**EXERCISE INSTRUCTIONS:**
Pick out the lines in the listing below that contain the word "HERTA" and copy them.

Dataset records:

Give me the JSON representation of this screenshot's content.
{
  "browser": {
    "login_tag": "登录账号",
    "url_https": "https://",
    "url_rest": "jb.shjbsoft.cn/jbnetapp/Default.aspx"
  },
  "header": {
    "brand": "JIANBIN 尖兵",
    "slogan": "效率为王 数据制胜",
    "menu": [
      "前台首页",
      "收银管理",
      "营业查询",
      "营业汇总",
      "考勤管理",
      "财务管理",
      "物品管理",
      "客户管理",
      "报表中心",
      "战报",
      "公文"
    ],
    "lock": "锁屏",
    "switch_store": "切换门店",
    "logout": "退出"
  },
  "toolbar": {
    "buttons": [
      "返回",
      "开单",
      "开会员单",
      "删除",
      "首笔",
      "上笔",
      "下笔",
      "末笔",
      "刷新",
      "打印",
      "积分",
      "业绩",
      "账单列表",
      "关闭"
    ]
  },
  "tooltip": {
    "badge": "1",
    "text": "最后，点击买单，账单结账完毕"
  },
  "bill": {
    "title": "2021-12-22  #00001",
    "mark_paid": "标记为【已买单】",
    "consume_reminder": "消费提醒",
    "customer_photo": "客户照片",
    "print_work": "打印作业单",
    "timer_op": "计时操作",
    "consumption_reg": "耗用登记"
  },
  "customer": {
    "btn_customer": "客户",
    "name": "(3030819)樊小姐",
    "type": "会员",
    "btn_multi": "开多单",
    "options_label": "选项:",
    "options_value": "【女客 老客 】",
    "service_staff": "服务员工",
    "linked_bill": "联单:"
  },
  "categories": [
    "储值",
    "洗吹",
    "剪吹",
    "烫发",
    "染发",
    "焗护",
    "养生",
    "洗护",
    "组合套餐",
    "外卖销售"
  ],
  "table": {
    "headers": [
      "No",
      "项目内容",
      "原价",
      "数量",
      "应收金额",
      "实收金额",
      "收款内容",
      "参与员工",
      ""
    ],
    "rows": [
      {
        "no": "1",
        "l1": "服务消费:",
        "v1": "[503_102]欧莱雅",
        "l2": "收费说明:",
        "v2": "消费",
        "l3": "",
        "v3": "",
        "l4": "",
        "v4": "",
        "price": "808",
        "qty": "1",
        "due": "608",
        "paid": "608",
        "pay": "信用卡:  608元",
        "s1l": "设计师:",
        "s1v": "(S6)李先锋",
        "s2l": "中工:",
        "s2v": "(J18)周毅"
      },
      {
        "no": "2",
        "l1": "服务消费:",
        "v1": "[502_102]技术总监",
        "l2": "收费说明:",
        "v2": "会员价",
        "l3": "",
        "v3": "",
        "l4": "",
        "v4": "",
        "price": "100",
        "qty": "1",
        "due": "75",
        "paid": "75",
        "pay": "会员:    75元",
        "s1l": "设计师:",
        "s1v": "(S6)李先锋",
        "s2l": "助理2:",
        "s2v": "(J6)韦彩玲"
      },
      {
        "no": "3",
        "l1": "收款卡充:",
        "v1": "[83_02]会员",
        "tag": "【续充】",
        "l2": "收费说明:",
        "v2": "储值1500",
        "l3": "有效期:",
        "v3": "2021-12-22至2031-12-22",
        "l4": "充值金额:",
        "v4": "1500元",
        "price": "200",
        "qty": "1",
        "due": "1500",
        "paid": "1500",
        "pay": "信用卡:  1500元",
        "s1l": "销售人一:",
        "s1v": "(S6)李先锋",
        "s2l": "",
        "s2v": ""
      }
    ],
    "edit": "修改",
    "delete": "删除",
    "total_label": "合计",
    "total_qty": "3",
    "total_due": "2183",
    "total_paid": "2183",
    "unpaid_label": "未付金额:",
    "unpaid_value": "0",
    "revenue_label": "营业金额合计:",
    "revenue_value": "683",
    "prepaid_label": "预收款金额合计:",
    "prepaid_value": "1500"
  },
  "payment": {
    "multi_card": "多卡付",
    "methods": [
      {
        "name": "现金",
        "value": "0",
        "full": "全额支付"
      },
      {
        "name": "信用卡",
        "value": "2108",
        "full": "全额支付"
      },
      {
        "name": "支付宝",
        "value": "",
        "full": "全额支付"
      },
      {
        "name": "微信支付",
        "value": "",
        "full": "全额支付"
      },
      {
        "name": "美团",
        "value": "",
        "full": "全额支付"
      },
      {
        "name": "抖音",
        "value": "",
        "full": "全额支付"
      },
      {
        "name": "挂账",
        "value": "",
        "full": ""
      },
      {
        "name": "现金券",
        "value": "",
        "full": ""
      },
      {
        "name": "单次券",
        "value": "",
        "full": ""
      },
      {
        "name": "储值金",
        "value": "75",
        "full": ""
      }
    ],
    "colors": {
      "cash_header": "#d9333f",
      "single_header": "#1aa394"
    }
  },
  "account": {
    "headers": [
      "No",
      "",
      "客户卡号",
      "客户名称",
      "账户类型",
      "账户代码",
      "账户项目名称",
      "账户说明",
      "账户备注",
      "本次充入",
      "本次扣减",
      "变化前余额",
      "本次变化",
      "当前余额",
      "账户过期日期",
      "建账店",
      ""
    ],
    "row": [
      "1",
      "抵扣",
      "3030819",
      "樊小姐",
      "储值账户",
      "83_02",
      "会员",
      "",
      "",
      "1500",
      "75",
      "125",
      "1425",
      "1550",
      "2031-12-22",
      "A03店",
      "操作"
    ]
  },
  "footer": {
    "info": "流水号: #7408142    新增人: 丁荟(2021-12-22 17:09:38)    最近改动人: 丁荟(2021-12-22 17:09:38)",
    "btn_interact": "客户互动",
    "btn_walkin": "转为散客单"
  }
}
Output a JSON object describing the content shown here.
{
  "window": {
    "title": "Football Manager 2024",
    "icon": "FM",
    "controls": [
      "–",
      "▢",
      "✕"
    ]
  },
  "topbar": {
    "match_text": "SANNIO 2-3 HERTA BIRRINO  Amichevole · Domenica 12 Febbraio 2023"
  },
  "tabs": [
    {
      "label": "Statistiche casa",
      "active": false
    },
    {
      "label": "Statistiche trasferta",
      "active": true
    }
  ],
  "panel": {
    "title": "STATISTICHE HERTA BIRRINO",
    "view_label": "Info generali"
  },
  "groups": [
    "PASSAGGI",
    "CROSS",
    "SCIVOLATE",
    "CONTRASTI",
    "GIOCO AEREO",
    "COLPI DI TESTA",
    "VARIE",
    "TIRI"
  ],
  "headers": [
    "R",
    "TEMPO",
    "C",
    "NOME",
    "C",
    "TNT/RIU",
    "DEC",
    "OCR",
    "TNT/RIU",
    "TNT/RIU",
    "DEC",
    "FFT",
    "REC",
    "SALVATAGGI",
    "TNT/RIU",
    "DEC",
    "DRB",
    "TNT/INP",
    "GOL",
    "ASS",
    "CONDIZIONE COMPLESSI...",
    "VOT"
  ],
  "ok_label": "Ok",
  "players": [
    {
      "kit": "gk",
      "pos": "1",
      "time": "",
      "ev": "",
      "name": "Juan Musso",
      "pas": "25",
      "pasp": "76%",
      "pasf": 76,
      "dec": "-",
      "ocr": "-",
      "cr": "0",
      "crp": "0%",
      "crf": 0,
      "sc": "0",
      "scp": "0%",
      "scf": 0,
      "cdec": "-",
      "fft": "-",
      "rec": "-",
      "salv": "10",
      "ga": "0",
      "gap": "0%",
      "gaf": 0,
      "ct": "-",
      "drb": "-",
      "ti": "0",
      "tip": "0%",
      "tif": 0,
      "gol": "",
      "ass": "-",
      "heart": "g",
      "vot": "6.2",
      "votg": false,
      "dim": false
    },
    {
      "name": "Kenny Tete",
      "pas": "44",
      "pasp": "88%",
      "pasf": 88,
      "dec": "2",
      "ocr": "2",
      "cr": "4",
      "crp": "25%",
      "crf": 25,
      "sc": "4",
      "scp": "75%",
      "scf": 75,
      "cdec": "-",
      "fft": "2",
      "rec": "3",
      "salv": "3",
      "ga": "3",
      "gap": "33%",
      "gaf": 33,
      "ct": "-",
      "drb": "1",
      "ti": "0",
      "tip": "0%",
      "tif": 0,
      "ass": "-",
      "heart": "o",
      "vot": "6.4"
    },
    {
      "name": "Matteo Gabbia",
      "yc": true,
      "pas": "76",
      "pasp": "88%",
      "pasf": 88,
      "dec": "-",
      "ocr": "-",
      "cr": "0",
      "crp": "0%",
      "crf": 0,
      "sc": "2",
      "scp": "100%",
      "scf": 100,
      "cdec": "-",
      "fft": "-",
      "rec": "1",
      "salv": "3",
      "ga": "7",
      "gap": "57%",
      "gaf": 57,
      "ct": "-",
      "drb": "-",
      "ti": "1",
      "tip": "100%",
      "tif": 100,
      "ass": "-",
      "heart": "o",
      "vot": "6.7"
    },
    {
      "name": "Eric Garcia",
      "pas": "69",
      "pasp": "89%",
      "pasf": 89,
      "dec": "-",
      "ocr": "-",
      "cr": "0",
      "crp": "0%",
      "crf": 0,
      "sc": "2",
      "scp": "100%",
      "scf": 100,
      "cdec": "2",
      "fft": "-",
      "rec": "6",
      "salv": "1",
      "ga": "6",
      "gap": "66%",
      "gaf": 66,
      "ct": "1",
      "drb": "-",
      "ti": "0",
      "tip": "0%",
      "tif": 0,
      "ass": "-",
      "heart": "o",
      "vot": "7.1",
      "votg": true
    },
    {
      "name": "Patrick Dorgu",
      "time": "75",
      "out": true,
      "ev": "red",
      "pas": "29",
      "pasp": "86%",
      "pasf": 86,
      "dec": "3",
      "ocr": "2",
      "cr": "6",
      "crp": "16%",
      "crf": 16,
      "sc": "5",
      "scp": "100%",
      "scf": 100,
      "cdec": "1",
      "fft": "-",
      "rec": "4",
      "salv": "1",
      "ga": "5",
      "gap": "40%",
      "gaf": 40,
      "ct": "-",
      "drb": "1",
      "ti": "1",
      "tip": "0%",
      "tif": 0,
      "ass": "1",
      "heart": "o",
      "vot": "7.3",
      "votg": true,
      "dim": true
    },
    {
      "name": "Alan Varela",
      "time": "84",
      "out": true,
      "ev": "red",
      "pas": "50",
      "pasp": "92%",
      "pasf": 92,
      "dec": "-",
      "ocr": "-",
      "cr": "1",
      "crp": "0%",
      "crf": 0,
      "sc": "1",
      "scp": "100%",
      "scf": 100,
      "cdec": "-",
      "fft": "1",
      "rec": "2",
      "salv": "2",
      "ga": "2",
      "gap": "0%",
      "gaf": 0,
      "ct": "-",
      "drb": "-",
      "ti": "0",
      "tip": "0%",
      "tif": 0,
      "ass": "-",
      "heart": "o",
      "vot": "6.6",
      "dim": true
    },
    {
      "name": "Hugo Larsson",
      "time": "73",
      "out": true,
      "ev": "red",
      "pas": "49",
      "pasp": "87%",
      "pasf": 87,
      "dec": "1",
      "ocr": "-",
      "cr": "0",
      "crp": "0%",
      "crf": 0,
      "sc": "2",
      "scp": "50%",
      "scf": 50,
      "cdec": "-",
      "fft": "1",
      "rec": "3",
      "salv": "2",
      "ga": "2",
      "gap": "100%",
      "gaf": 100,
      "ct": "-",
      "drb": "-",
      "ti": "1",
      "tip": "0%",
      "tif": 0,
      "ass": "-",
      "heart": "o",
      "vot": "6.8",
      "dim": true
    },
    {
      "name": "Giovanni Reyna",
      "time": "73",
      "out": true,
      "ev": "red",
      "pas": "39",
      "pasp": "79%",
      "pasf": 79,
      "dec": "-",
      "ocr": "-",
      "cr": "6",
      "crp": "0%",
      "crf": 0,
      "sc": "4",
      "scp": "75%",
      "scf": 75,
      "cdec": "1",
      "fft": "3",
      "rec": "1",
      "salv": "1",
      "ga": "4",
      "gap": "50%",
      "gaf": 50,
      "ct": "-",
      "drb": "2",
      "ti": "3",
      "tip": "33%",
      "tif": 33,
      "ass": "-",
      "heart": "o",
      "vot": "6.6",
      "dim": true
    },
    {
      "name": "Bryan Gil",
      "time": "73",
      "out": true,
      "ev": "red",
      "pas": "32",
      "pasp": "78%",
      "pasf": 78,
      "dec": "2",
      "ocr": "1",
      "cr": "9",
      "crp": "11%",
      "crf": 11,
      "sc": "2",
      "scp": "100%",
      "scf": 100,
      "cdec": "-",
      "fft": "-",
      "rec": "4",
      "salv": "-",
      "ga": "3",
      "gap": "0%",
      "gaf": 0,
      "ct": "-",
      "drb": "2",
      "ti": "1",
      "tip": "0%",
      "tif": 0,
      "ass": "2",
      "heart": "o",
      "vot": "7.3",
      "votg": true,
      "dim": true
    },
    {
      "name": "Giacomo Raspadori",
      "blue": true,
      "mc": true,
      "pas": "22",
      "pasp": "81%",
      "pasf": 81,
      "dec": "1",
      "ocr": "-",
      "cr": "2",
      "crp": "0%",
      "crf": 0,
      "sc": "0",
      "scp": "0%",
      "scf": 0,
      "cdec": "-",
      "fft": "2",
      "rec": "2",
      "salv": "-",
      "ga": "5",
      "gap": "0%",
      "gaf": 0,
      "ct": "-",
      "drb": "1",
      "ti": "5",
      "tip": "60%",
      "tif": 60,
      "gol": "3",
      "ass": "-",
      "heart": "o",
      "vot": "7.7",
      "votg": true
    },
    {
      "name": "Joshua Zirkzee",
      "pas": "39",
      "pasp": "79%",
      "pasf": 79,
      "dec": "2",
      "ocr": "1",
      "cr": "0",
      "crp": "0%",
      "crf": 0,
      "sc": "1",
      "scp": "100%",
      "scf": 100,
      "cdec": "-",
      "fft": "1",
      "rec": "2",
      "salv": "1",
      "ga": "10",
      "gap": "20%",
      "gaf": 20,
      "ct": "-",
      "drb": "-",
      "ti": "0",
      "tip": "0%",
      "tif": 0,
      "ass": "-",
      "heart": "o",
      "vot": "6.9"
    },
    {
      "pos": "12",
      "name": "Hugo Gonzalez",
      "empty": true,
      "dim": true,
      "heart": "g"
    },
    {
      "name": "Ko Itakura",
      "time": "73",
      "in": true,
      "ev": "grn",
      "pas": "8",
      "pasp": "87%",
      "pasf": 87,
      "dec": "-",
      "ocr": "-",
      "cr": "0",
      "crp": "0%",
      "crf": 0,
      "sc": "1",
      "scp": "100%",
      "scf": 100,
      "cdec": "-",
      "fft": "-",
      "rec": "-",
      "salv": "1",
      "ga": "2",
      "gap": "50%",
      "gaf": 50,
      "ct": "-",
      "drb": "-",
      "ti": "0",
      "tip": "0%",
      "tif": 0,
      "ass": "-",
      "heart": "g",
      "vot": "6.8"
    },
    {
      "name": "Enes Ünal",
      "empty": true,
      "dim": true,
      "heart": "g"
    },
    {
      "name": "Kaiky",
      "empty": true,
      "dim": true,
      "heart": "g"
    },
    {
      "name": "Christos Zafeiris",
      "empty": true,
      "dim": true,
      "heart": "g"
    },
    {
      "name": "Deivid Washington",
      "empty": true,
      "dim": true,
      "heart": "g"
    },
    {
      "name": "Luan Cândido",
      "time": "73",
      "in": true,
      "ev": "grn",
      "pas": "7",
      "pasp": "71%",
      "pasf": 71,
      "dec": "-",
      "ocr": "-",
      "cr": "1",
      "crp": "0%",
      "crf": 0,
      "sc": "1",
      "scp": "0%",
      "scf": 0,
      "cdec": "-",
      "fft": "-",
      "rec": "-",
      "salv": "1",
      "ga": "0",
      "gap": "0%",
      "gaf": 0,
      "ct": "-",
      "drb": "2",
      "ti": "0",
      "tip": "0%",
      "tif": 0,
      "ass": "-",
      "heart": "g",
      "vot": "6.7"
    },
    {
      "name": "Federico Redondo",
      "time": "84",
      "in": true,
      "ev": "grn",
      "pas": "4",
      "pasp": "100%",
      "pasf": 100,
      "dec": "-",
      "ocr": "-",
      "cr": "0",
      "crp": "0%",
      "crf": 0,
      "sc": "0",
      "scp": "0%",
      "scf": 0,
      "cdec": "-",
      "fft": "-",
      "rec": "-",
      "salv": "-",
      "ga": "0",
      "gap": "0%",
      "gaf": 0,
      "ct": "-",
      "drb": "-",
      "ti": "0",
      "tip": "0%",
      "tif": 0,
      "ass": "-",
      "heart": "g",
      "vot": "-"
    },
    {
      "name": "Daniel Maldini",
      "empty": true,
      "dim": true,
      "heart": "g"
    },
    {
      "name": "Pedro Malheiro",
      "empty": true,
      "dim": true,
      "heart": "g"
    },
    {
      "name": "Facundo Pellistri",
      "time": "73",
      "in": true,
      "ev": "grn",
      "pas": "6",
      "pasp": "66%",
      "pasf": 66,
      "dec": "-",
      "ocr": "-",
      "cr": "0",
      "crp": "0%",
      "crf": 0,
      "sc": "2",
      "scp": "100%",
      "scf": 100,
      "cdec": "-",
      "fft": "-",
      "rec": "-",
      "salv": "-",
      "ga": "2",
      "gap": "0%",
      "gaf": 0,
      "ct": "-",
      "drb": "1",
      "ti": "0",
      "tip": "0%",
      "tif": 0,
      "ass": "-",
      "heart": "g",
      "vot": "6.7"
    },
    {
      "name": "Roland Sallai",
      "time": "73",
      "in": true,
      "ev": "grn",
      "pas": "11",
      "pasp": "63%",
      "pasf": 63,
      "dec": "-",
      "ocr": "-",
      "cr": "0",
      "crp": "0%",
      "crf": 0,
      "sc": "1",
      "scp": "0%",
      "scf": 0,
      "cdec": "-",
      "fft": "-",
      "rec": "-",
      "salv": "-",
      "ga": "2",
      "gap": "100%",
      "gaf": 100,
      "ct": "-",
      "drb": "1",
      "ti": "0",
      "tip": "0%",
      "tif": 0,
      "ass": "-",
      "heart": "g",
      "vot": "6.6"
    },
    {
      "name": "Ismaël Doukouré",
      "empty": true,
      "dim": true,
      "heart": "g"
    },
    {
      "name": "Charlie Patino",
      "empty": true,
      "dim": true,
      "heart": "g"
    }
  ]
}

**RESULT OF THE EXERCISE:**
    "match_text": "SANNIO 2-3 HERTA BIRRINO  Amichevole · Domenica 12 Febbraio 2023"
    "title": "STATISTICHE HERTA BIRRINO",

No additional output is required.